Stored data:
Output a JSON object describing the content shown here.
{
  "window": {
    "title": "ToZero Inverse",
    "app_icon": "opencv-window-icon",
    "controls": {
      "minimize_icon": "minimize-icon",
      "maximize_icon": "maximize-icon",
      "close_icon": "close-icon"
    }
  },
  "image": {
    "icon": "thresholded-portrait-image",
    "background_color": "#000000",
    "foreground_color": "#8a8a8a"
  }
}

■ **Prompt**
Reproduce the records word for word.

■ **Expected answer**
Output a JSON object describing the content shown here.
{
  "window": {
    "title": "ToZero Inverse",
    "app_icon": "opencv-window-icon",
    "controls": {
      "minimize_icon": "minimize-icon",
      "maximize_icon": "maximize-icon",
      "close_icon": "close-icon"
    }
  },
  "image": {
    "icon": "thresholded-portrait-image",
    "background_color": "#000000",
    "foreground_color": "#8a8a8a"
  }
}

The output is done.